→ **WHAT YOU NEED TO DO**:
A) Repeat word for word everything in the free Hamiltonian thread from "Consider the quantum" down to "Hilbert space techniques?".
B) Answer these questions from the free Hamiltonian thread:
(i) What kind of operator does the usual approach show the free Hamiltonian to be unitarily equivalent to?
(ii) On what domain does the answer first define its smaller operator?
(iii) According to the answer, what shows that this smaller operator is symmetric?

→ **PROVIDED PASSAGE**:

_ _ _ _ _ _ _

Domain of the quantum free Hamiltonian in 1D

Question

Consider the quantum free Hamiltonian $H_0 =-\frac{d^2}{dx^2}$ (the Laplacian on the real line). I want to show that it is (essentially) self-adjoint in its domain of definition. The usual approach works with the Fourier transform and proceeds to show that $H_0$ is unitarily equivalent to a multiplication operator. The domain of definition is taken to be those $\psi\in L^2(\mathbb{R})$ such that $-\psi''\in L^2(\mathbb{R})$ in the weak (distributional) sense. My question is: is it possible to prove self-adjointness without resorting to Fourier and distributions, just by using Hilbert space techniques?

Answer 1

Let's try to show that the closure of a "smaller" symmetric operator is the desired self-adjoint operator. (A self-adjoint operator is always closed.) Take $\Delta = H_0$ just on the domain of the test-functions $D(\Delta) = \mathcal{C}_0^\infty$ (dense in $L^2$) as a starting point. It is clearly symmetric as twice partial integration shows. Now every symmetric operator is closable, i.e. it has a smallest closed extension $\overline{\Delta}$ on some larger domain $D(\overline{\Delta}) \supset D(\Delta)$.

_ _ _ _ _ _ _

→ **INFORMATION SHOWN**:
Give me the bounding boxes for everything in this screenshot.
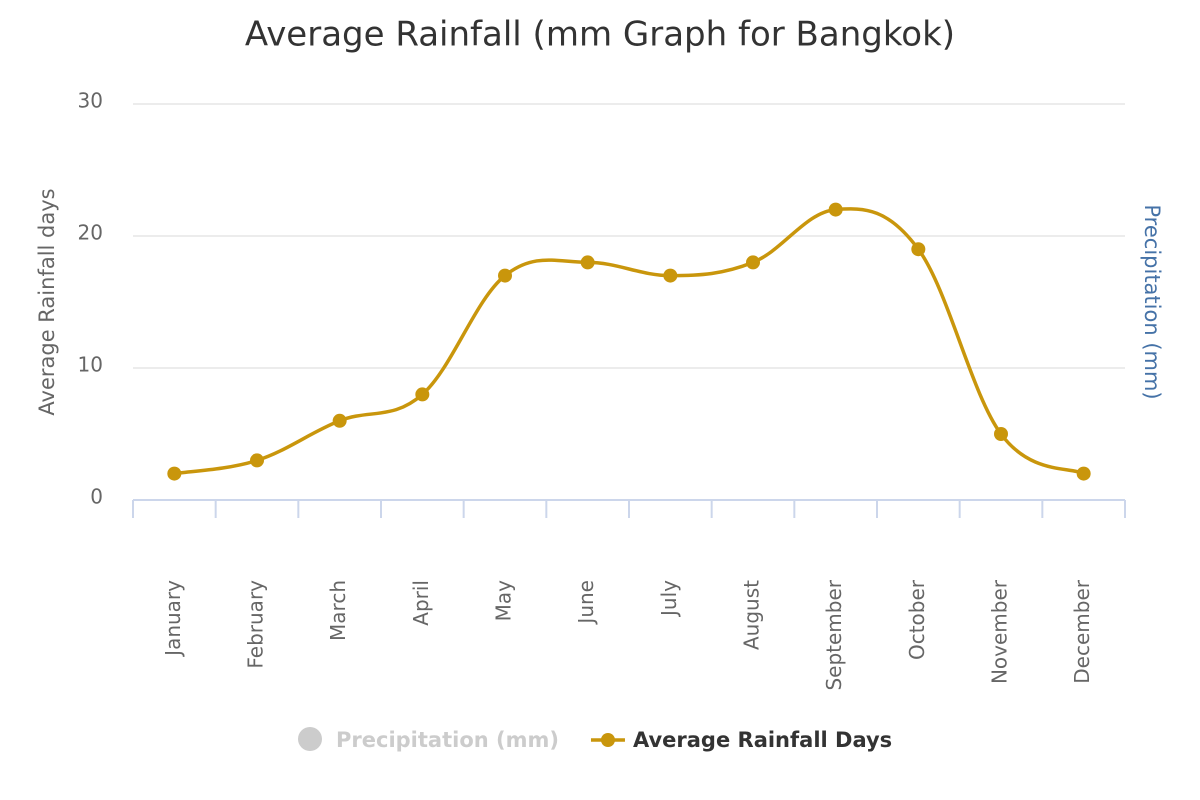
point [994, 427, 1008, 441]
point [828, 202, 843, 217]
x-tick-label: February [244, 580, 268, 669]
x-tick-label: December [1070, 579, 1094, 683]
x-tick-label: July [657, 580, 681, 618]
y-tick-label: 30 [78, 89, 103, 113]
point [415, 387, 430, 402]
x-tick-label: November [988, 579, 1012, 684]
x-tick-label: June [574, 580, 598, 626]
point [250, 453, 264, 468]
chart-title: Average Rainfall (mm Graph for Bangkok) [245, 15, 955, 55]
y-axis-title: Average Rainfall days [35, 188, 59, 415]
point [498, 268, 512, 283]
x-tick-label: January [161, 580, 185, 658]
legend-label[interactable]: Precipitation (mm) [336, 728, 559, 752]
x-tick-label: October [905, 579, 929, 660]
x-tick-label: August [740, 580, 764, 650]
point [746, 255, 760, 270]
point [580, 255, 595, 270]
x-tick-label: April [409, 580, 433, 626]
x-tick-label: March [326, 580, 350, 641]
y-tick-label: 10 [78, 353, 103, 377]
point [911, 242, 926, 257]
point [1076, 466, 1091, 481]
legend-label[interactable]: Average Rainfall Days [633, 728, 892, 752]
x-tick-label: September [822, 579, 846, 690]
y-tick-label: 20 [78, 221, 103, 245]
y-tick-label: 0 [90, 485, 103, 509]
point [663, 268, 678, 283]
line [174, 207, 1085, 476]
point [332, 413, 347, 428]
legend-marker [600, 733, 615, 747]
y2-axis-title: Precipitation (mm) [1140, 204, 1164, 399]
x-tick-label: May [492, 580, 516, 622]
legend-marker [298, 727, 322, 751]
point [167, 466, 182, 481]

_ _ _ _ _ _ _

→ **THE REPLIES**:
A)
Consider the quantum free Hamiltonian $H_0 =-\frac{d^2}{dx^2}$ (the Laplacian on the real line). I want to show that it is (essentially) self-adjoint in its domain of definition. The usual approach works with the Fourier transform and proceeds to show that $H_0$ is unitarily equivalent to a multiplication operator. The domain of definition is taken to be those $\psi\in L^2(\mathbb{R})$ such that $-\psi''\in L^2(\mathbb{R})$ in the weak (distributional) sense. My question is: is it possible to prove self-adjointness without resorting to Fourier and distributions, just by using Hilbert space techniques?

B)
(i) A multiplication operator.
(ii) The test functions, which are dense in L².
(iii) Twice partial integration.